— start —

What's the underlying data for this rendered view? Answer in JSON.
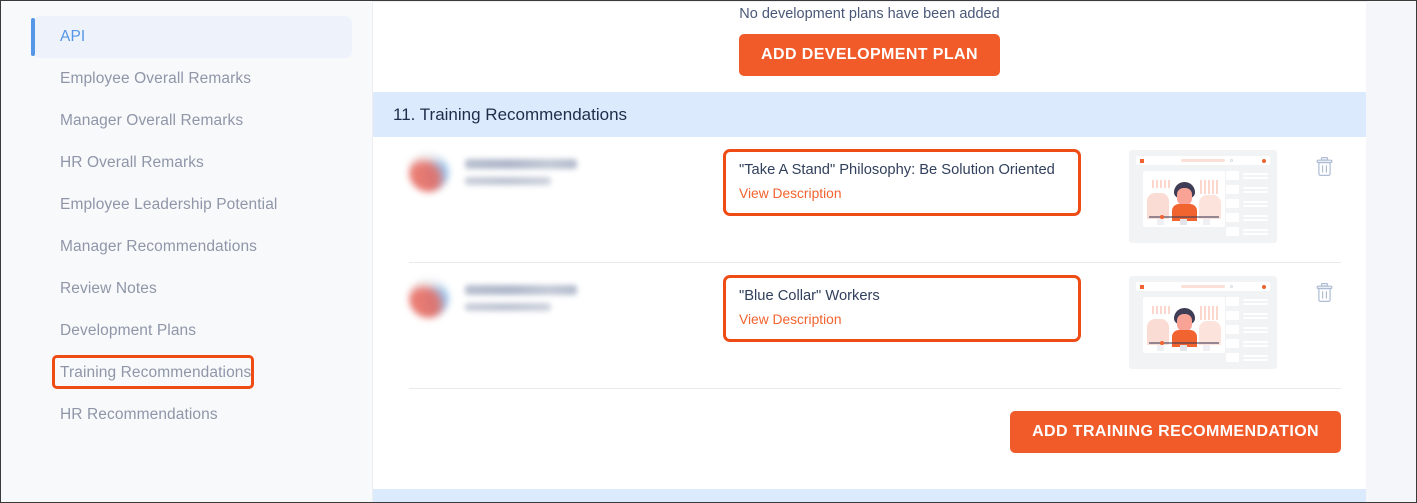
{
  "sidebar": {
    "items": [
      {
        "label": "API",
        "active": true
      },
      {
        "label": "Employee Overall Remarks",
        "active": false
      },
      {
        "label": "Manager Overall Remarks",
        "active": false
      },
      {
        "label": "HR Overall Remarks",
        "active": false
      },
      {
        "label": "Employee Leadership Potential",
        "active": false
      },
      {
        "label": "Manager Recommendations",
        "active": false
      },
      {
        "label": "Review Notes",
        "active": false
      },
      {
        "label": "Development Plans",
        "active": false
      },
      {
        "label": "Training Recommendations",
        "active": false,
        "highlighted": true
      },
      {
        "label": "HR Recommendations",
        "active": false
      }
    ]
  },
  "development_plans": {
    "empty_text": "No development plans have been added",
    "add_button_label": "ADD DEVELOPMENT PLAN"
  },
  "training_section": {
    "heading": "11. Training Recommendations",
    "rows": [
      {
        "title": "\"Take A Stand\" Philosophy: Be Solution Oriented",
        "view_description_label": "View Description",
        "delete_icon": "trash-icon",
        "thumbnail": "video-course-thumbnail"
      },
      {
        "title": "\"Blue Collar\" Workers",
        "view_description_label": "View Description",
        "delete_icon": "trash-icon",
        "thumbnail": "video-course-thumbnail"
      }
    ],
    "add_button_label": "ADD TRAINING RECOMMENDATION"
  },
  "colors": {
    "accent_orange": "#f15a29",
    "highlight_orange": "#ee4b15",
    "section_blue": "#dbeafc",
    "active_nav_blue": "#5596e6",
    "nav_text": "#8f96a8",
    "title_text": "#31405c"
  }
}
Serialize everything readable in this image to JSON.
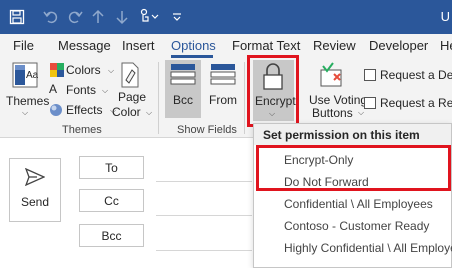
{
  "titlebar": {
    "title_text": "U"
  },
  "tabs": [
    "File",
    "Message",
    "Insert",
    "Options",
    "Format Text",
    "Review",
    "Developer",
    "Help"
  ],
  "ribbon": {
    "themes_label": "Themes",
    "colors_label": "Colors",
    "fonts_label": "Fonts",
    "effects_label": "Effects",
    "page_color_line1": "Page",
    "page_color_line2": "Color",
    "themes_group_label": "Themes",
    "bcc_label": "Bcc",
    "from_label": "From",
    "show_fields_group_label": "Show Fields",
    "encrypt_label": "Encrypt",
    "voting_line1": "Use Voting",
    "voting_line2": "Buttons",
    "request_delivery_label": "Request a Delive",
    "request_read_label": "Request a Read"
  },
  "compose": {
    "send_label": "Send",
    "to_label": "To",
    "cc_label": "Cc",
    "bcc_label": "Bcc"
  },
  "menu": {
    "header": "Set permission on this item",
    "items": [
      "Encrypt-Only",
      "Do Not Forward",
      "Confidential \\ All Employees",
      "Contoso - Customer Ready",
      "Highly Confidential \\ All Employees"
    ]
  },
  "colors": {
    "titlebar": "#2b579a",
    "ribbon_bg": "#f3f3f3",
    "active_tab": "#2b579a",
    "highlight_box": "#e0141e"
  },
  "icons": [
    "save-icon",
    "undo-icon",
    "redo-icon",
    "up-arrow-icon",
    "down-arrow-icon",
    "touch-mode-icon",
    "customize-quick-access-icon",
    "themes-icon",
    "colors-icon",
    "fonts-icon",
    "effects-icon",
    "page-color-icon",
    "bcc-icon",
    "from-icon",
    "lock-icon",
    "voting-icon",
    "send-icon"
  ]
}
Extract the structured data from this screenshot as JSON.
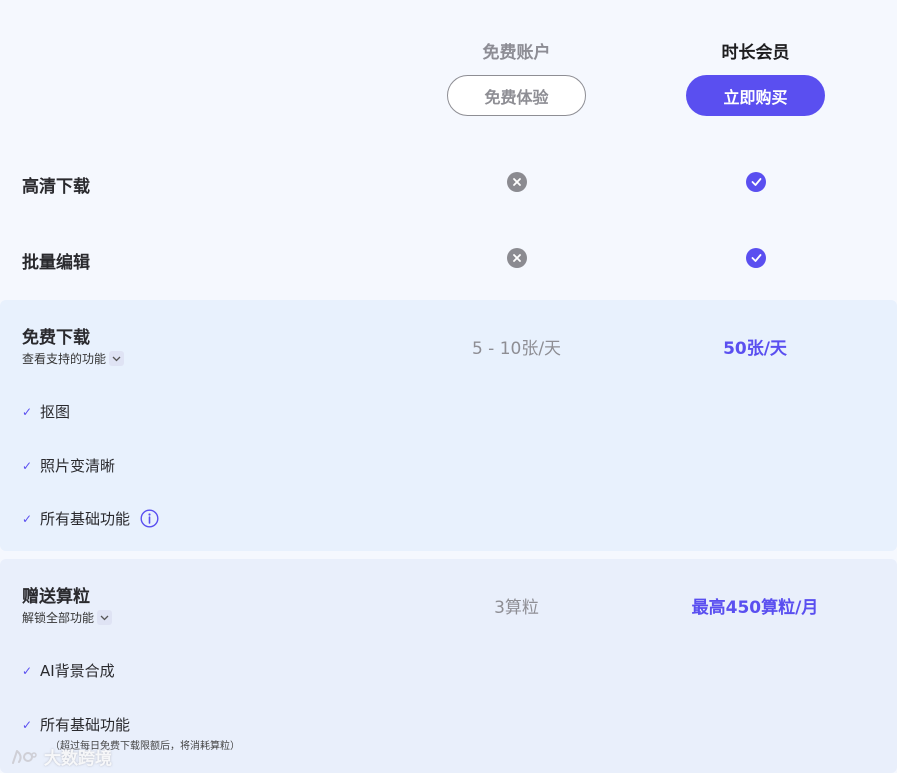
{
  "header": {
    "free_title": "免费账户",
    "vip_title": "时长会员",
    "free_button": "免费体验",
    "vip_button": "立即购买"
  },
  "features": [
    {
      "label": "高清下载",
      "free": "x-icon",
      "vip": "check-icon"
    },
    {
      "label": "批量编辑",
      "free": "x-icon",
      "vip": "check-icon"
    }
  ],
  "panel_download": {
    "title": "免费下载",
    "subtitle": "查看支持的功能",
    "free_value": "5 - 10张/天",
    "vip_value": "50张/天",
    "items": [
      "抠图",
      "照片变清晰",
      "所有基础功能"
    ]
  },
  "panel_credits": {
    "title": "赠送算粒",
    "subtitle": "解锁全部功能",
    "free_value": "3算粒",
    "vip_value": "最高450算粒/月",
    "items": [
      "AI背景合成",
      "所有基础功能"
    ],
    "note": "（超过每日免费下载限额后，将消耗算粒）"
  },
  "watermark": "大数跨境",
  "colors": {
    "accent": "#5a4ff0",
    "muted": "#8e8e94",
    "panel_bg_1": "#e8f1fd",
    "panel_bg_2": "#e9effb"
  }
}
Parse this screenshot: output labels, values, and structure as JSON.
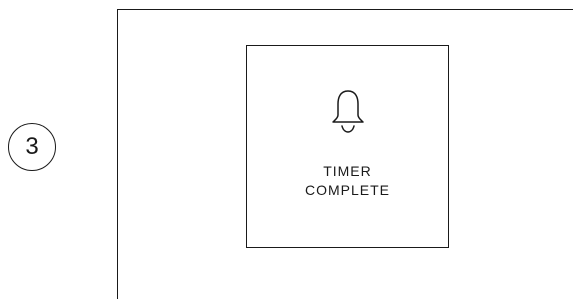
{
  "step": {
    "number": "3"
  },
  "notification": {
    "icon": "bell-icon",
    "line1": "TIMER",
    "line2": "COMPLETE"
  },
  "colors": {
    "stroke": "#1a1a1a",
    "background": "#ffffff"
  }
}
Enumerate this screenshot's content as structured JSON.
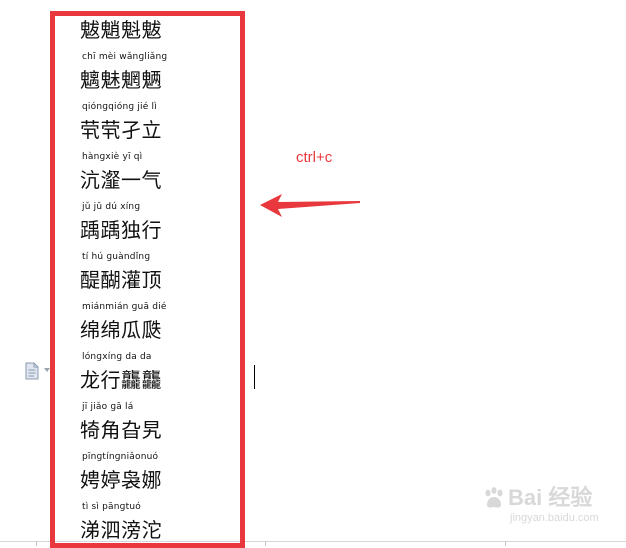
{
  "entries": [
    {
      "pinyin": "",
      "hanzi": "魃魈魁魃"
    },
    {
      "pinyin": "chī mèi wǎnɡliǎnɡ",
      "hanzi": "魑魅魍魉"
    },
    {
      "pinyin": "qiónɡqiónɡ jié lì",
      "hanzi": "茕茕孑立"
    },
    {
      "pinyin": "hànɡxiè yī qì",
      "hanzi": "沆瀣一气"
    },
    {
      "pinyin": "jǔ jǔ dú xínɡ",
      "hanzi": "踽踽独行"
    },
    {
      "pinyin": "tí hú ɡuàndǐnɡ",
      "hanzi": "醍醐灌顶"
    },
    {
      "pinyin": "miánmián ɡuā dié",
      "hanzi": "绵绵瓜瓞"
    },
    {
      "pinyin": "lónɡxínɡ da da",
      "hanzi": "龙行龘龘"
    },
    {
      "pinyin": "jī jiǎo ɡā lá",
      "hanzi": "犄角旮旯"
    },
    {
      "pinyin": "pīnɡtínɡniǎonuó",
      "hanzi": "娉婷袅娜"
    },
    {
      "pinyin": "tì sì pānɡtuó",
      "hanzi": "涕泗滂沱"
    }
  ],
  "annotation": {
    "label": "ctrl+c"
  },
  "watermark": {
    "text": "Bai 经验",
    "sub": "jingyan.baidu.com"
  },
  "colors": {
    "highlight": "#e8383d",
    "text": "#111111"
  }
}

— end —

STATED TASK:
Identify and extract each line of the listing that contains "hanzi".

TASK RESULT:
      "hanzi": "魃魈魁魃"
      "hanzi": "魑魅魍魉"
      "hanzi": "茕茕孑立"
      "hanzi": "沆瀣一气"
      "hanzi": "踽踽独行"
      "hanzi": "醍醐灌顶"
      "hanzi": "绵绵瓜瓞"
      "hanzi": "龙行龘龘"
      "hanzi": "犄角旮旯"
      "hanzi": "娉婷袅娜"
      "hanzi": "涕泗滂沱"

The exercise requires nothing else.